■ **Problem requirements**
Output the entries below exactly as written, omitting pictures.

Dataset rows

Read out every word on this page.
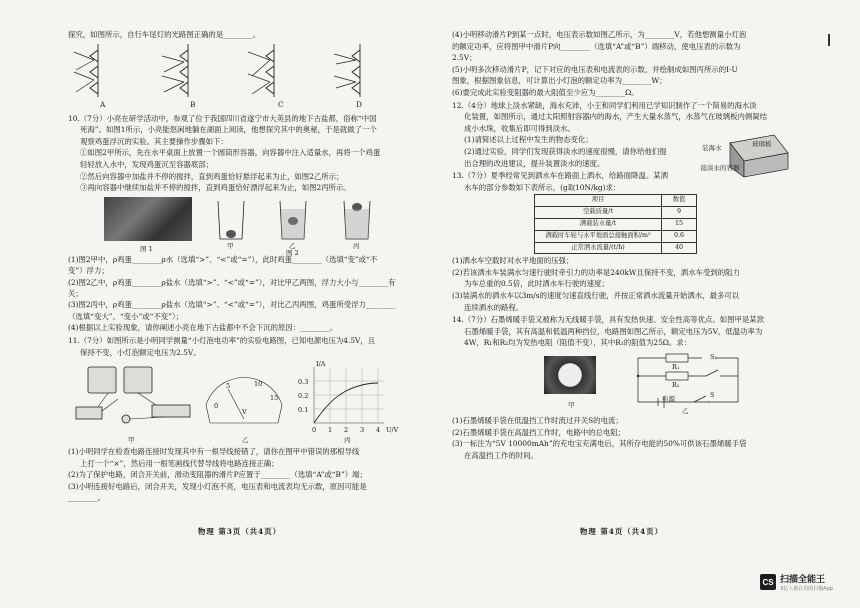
探究，如图所示，自行车尾灯的光路图正确的是________。
A	B	C	D
10.（7分）小亮在研学活动中，参观了位于我国四川省遂宁市大英县的地下古盐都，俗称“中国
死海”。如图1所示，小亮能悠闲地躺在湖面上阅读，他想探究其中的奥秘，于是就做了一个
观察鸡蛋浮沉的实验。其主要操作步骤如下：
①如图2甲所示，先在水平桌面上放置一个圆筒形容器，向容器中注入适量水，再将一个鸡蛋
轻轻放入水中，发现鸡蛋沉至容器底部；
②然后向容器中加盐并不停的搅拌，直到鸡蛋恰好悬浮起来为止，如图2乙所示；
③再向容器中继续加盐并不停的搅拌，直到鸡蛋恰好漂浮起来为止，如图2丙所示。
图 1	甲	乙	丙
图 2
(1)图2甲中，ρ鸡蛋________ρ水（选填“>”、“<”或“=”），此时鸡蛋________（选填“变”或“不
变”）浮力；
(2)图2乙中，ρ鸡蛋________ρ盐水（选填“>”、“<”或“=”），对比甲乙两图，浮力大小与________有关；
(3)图2丙中，ρ鸡蛋________ρ盐水（选填“>”、“<”或“=”），对比乙丙两图，鸡蛋所受浮力________
（选填“变大”、“变小”或“不变”）；
(4)根据以上实验现象，请你阐述小亮在地下古盐都中不会下沉的原因：________。
11.（7分）如图所示是小明同学测量“小灯泡电功率”的实验电路图，已知电源电压为4.5V，且
保持不变，小灯泡额定电压为2.5V。
0
5	10
15
V
I/A
0.3
0.2
0.1
0 1 2 3 4 U/V
甲	乙	丙
(1)小明同学在检查电路连接时发现其中有一根导线接错了，请你在图甲中错误的那根导线
上打一个“×”，然后用一根笔画线代替导线将电路连接正确；
(2)为了保护电路，闭合开关前，滑动变阻器的滑片P应置于________（选填“A”或“B”）端；
(3)小明连接好电路后，闭合开关，发现小灯泡不亮，电压表和电流表均无示数，原因可能是
________。
物理 第3页（共4页）
(4)小明移动滑片P到某一点时，电压表示数如图乙所示，为________V，若他想测量小灯泡
的额定功率，应将图甲中滑片P向________（选填“A”或“B”）端移动，使电压表的示数为
2.5V；
(5)小明多次移动滑片P，记下对应的电压表和电流表的示数，并绘制成如图丙所示的I-U
图象，根据图象信息，可计算出小灯泡的额定功率为________W；
(6)要完成此实验变阻器的最大阻值至少应为________Ω。
12.（4分）地球上淡水紧缺，海水充沛，小王和同学们利用已学知识制作了一个简易的海水淡
化装置，如图所示，通过太阳照射容器内的海水，产生大量水蒸气，水蒸气在玻璃板内侧凝结
成小水珠，收集后即可得到淡水。
(1)请简述以上过程中发生的物态变化；
(2)通过实验，同学们发现获得淡水的速度很慢，请你给他们提
出合理的改进建议，提升装置淡水的速度。
装海水	玻璃板
接淡水的容器
13.（7分）夏季经常见到洒水车在路面上洒水，给路面降温。某洒
水车的部分参数如下表所示，(g取10N/kg)求：
项目	数值
空载质量/t	9
满载装水量/t	15
满载时车轮与水平地面总接触面积/m²	0.6
正常洒水流量/(t/h)	40
(1)洒水车空载时对水平地面的压强；
(2)若该洒水车装满水匀速行驶时牵引力的功率是240kW且保持不变，洒水车受到的阻力
为车总重的0.5倍，此时洒水车行驶的速度；
(3)装满水的洒水车以3m/s的速度匀速直线行驶，并按正常洒水流量开始洒水，最多可以
连续洒水的路程。
14.（7分）石墨烯暖手袋又被称为无线暖手袋，具有发热快速、安全性高等优点。如图甲是某款
石墨烯暖手袋，其有高温和低温两种挡位，电路图如图乙所示，额定电压为5V，低温功率为
4W，R₁和R₂均为发热电阻（阻值不变），其中R₁的阻值为25Ω。求：
甲
R₁
R₂
S₁
电源	S
乙
(1)石墨烯暖手袋在低温挡工作时流过开关S的电流；
(2)石墨烯暖手袋在高温挡工作时，电路中的总电阻；
(3)一标注为“5V 10000mAh”的充电宝充满电后，其所存电能的50%可供该石墨烯暖手袋
在高温挡工作的时间。
物理 第4页（共4页）
CS 扫描全能王
3亿人都在用的扫描App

■ **Complete answer**
Read out every word on this page.
探究，如图所示，自行车尾灯的光路图正确的是________。
A	B	C	D
10.（7分）小亮在研学活动中，参观了位于我国四川省遂宁市大英县的地下古盐都，俗称“中国
死海”。如图1所示，小亮能悠闲地躺在湖面上阅读，他想探究其中的奥秘，于是就做了一个
观察鸡蛋浮沉的实验。其主要操作步骤如下：
①如图2甲所示，先在水平桌面上放置一个圆筒形容器，向容器中注入适量水，再将一个鸡蛋
轻轻放入水中，发现鸡蛋沉至容器底部；
②然后向容器中加盐并不停的搅拌，直到鸡蛋恰好悬浮起来为止，如图2乙所示；
③再向容器中继续加盐并不停的搅拌，直到鸡蛋恰好漂浮起来为止，如图2丙所示。
图 1	甲	乙	丙
图 2
(1)图2甲中，ρ鸡蛋________ρ水（选填“>”、“<”或“=”），此时鸡蛋________（选填“变”或“不
变”）浮力；
(2)图2乙中，ρ鸡蛋________ρ盐水（选填“>”、“<”或“=”），对比甲乙两图，浮力大小与________有关；
(3)图2丙中，ρ鸡蛋________ρ盐水（选填“>”、“<”或“=”），对比乙丙两图，鸡蛋所受浮力________
（选填“变大”、“变小”或“不变”）；
(4)根据以上实验现象，请你阐述小亮在地下古盐都中不会下沉的原因：________。
11.（7分）如图所示是小明同学测量“小灯泡电功率”的实验电路图，已知电源电压为4.5V，且
保持不变，小灯泡额定电压为2.5V。
0
5	10
15
V
I/A
0.3
0.2
0.1
0 1 2 3 4 U/V
甲	乙	丙
(1)小明同学在检查电路连接时发现其中有一根导线接错了，请你在图甲中错误的那根导线
上打一个“×”，然后用一根笔画线代替导线将电路连接正确；
(2)为了保护电路，闭合开关前，滑动变阻器的滑片P应置于________（选填“A”或“B”）端；
(3)小明连接好电路后，闭合开关，发现小灯泡不亮，电压表和电流表均无示数，原因可能是
________。
物理 第3页（共4页）
(4)小明移动滑片P到某一点时，电压表示数如图乙所示，为________V，若他想测量小灯泡
的额定功率，应将图甲中滑片P向________（选填“A”或“B”）端移动，使电压表的示数为
2.5V；
(5)小明多次移动滑片P，记下对应的电压表和电流表的示数，并绘制成如图丙所示的I-U
图象，根据图象信息，可计算出小灯泡的额定功率为________W；
(6)要完成此实验变阻器的最大阻值至少应为________Ω。
12.（4分）地球上淡水紧缺，海水充沛，小王和同学们利用已学知识制作了一个简易的海水淡
化装置，如图所示，通过太阳照射容器内的海水，产生大量水蒸气，水蒸气在玻璃板内侧凝结
成小水珠，收集后即可得到淡水。
(1)请简述以上过程中发生的物态变化；
(2)通过实验，同学们发现获得淡水的速度很慢，请你给他们提
出合理的改进建议，提升装置淡水的速度。
装海水	玻璃板
接淡水的容器
13.（7分）夏季经常见到洒水车在路面上洒水，给路面降温。某洒
水车的部分参数如下表所示，(g取10N/kg)求：
项目	数值
空载质量/t	9
满载装水量/t	15
满载时车轮与水平地面总接触面积/m²	0.6
正常洒水流量/(t/h)	40
(1)洒水车空载时对水平地面的压强；
(2)若该洒水车装满水匀速行驶时牵引力的功率是240kW且保持不变，洒水车受到的阻力
为车总重的0.5倍，此时洒水车行驶的速度；
(3)装满水的洒水车以3m/s的速度匀速直线行驶，并按正常洒水流量开始洒水，最多可以
连续洒水的路程。
14.（7分）石墨烯暖手袋又被称为无线暖手袋，具有发热快速、安全性高等优点。如图甲是某款
石墨烯暖手袋，其有高温和低温两种挡位，电路图如图乙所示，额定电压为5V，低温功率为
4W，R₁和R₂均为发热电阻（阻值不变），其中R₁的阻值为25Ω。求：
甲
R₁
R₂
S₁
电源	S
乙
(1)石墨烯暖手袋在低温挡工作时流过开关S的电流；
(2)石墨烯暖手袋在高温挡工作时，电路中的总电阻；
(3)一标注为“5V 10000mAh”的充电宝充满电后，其所存电能的50%可供该石墨烯暖手袋
在高温挡工作的时间。
物理 第4页（共4页）
CS 扫描全能王
3亿人都在用的扫描App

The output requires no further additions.